EXERCISE DETAILS:
Write the records out again, precisely as they stand.

--- start MATERIAL SHOWN ---

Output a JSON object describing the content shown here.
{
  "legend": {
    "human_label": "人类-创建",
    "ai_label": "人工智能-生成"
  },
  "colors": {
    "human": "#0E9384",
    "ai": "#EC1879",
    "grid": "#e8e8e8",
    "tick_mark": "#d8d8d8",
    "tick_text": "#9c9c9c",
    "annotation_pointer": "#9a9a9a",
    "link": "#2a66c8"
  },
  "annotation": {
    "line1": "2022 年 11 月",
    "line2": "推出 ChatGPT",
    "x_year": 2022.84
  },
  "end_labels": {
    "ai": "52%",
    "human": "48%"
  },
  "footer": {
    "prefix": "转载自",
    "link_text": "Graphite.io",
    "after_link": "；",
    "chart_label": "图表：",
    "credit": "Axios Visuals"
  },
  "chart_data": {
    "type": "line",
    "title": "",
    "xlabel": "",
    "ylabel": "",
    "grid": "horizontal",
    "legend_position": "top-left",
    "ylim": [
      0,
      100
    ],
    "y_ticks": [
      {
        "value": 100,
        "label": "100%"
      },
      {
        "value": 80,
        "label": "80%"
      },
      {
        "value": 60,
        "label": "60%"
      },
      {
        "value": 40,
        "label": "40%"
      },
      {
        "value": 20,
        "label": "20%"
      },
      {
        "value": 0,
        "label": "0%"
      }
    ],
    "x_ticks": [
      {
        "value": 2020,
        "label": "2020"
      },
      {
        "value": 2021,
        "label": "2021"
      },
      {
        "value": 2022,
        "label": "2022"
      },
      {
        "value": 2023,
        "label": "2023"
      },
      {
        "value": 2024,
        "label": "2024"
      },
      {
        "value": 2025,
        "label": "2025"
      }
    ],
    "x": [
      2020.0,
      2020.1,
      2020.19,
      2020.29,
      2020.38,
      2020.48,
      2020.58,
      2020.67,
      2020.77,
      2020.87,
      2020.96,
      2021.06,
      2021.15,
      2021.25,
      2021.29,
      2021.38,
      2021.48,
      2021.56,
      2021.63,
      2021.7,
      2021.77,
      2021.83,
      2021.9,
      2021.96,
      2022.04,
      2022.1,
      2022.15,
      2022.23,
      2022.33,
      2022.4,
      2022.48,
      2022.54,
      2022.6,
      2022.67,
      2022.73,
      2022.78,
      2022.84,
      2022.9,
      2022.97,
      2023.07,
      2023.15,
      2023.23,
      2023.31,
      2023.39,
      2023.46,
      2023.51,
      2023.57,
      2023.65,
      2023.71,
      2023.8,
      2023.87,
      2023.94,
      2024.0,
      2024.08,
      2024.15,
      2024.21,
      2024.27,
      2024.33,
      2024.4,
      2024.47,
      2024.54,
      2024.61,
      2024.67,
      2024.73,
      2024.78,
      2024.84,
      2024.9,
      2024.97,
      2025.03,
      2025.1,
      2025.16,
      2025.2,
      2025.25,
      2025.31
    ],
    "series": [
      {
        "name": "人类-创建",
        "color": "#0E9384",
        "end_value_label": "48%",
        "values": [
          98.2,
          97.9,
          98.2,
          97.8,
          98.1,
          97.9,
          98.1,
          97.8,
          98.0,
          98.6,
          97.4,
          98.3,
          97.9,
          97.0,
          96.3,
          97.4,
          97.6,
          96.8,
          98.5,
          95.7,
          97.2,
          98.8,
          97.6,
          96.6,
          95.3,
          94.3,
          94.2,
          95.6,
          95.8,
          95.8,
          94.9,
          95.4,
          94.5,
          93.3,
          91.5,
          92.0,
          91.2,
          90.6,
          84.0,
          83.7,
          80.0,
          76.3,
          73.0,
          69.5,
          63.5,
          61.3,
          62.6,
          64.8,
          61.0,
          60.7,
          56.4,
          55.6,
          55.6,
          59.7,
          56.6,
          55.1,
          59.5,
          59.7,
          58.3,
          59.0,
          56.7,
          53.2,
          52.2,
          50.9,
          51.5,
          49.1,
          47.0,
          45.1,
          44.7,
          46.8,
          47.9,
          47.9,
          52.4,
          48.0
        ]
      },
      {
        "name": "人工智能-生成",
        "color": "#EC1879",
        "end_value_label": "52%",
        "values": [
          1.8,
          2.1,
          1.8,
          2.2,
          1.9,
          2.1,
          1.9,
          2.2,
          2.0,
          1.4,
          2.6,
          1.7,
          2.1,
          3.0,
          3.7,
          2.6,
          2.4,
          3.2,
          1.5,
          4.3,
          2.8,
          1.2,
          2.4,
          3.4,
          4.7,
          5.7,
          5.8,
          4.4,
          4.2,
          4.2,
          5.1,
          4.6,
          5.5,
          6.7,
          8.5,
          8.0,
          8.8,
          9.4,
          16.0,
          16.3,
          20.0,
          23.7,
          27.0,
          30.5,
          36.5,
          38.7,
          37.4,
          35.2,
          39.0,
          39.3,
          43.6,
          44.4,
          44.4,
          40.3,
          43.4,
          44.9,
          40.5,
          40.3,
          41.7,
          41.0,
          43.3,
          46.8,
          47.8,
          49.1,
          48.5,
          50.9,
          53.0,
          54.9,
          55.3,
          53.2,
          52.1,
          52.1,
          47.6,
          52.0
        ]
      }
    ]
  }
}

--- end MATERIAL SHOWN ---

WRITTEN ANSWER:
Output a JSON object describing the content shown here.
{
  "legend": {
    "human_label": "人类-创建",
    "ai_label": "人工智能-生成"
  },
  "colors": {
    "human": "#0E9384",
    "ai": "#EC1879",
    "grid": "#e8e8e8",
    "tick_mark": "#d8d8d8",
    "tick_text": "#9c9c9c",
    "annotation_pointer": "#9a9a9a",
    "link": "#2a66c8"
  },
  "annotation": {
    "line1": "2022 年 11 月",
    "line2": "推出 ChatGPT",
    "x_year": 2022.84
  },
  "end_labels": {
    "ai": "52%",
    "human": "48%"
  },
  "footer": {
    "prefix": "转载自",
    "link_text": "Graphite.io",
    "after_link": "；",
    "chart_label": "图表：",
    "credit": "Axios Visuals"
  },
  "chart_data": {
    "type": "line",
    "title": "",
    "xlabel": "",
    "ylabel": "",
    "grid": "horizontal",
    "legend_position": "top-left",
    "ylim": [
      0,
      100
    ],
    "y_ticks": [
      {
        "value": 100,
        "label": "100%"
      },
      {
        "value": 80,
        "label": "80%"
      },
      {
        "value": 60,
        "label": "60%"
      },
      {
        "value": 40,
        "label": "40%"
      },
      {
        "value": 20,
        "label": "20%"
      },
      {
        "value": 0,
        "label": "0%"
      }
    ],
    "x_ticks": [
      {
        "value": 2020,
        "label": "2020"
      },
      {
        "value": 2021,
        "label": "2021"
      },
      {
        "value": 2022,
        "label": "2022"
      },
      {
        "value": 2023,
        "label": "2023"
      },
      {
        "value": 2024,
        "label": "2024"
      },
      {
        "value": 2025,
        "label": "2025"
      }
    ],
    "x": [
      2020.0,
      2020.1,
      2020.19,
      2020.29,
      2020.38,
      2020.48,
      2020.58,
      2020.67,
      2020.77,
      2020.87,
      2020.96,
      2021.06,
      2021.15,
      2021.25,
      2021.29,
      2021.38,
      2021.48,
      2021.56,
      2021.63,
      2021.7,
      2021.77,
      2021.83,
      2021.9,
      2021.96,
      2022.04,
      2022.1,
      2022.15,
      2022.23,
      2022.33,
      2022.4,
      2022.48,
      2022.54,
      2022.6,
      2022.67,
      2022.73,
      2022.78,
      2022.84,
      2022.9,
      2022.97,
      2023.07,
      2023.15,
      2023.23,
      2023.31,
      2023.39,
      2023.46,
      2023.51,
      2023.57,
      2023.65,
      2023.71,
      2023.8,
      2023.87,
      2023.94,
      2024.0,
      2024.08,
      2024.15,
      2024.21,
      2024.27,
      2024.33,
      2024.4,
      2024.47,
      2024.54,
      2024.61,
      2024.67,
      2024.73,
      2024.78,
      2024.84,
      2024.9,
      2024.97,
      2025.03,
      2025.1,
      2025.16,
      2025.2,
      2025.25,
      2025.31
    ],
    "series": [
      {
        "name": "人类-创建",
        "color": "#0E9384",
        "end_value_label": "48%",
        "values": [
          98.2,
          97.9,
          98.2,
          97.8,
          98.1,
          97.9,
          98.1,
          97.8,
          98.0,
          98.6,
          97.4,
          98.3,
          97.9,
          97.0,
          96.3,
          97.4,
          97.6,
          96.8,
          98.5,
          95.7,
          97.2,
          98.8,
          97.6,
          96.6,
          95.3,
          94.3,
          94.2,
          95.6,
          95.8,
          95.8,
          94.9,
          95.4,
          94.5,
          93.3,
          91.5,
          92.0,
          91.2,
          90.6,
          84.0,
          83.7,
          80.0,
          76.3,
          73.0,
          69.5,
          63.5,
          61.3,
          62.6,
          64.8,
          61.0,
          60.7,
          56.4,
          55.6,
          55.6,
          59.7,
          56.6,
          55.1,
          59.5,
          59.7,
          58.3,
          59.0,
          56.7,
          53.2,
          52.2,
          50.9,
          51.5,
          49.1,
          47.0,
          45.1,
          44.7,
          46.8,
          47.9,
          47.9,
          52.4,
          48.0
        ]
      },
      {
        "name": "人工智能-生成",
        "color": "#EC1879",
        "end_value_label": "52%",
        "values": [
          1.8,
          2.1,
          1.8,
          2.2,
          1.9,
          2.1,
          1.9,
          2.2,
          2.0,
          1.4,
          2.6,
          1.7,
          2.1,
          3.0,
          3.7,
          2.6,
          2.4,
          3.2,
          1.5,
          4.3,
          2.8,
          1.2,
          2.4,
          3.4,
          4.7,
          5.7,
          5.8,
          4.4,
          4.2,
          4.2,
          5.1,
          4.6,
          5.5,
          6.7,
          8.5,
          8.0,
          8.8,
          9.4,
          16.0,
          16.3,
          20.0,
          23.7,
          27.0,
          30.5,
          36.5,
          38.7,
          37.4,
          35.2,
          39.0,
          39.3,
          43.6,
          44.4,
          44.4,
          40.3,
          43.4,
          44.9,
          40.5,
          40.3,
          41.7,
          41.0,
          43.3,
          46.8,
          47.8,
          49.1,
          48.5,
          50.9,
          53.0,
          54.9,
          55.3,
          53.2,
          52.1,
          52.1,
          47.6,
          52.0
        ]
      }
    ]
  }
}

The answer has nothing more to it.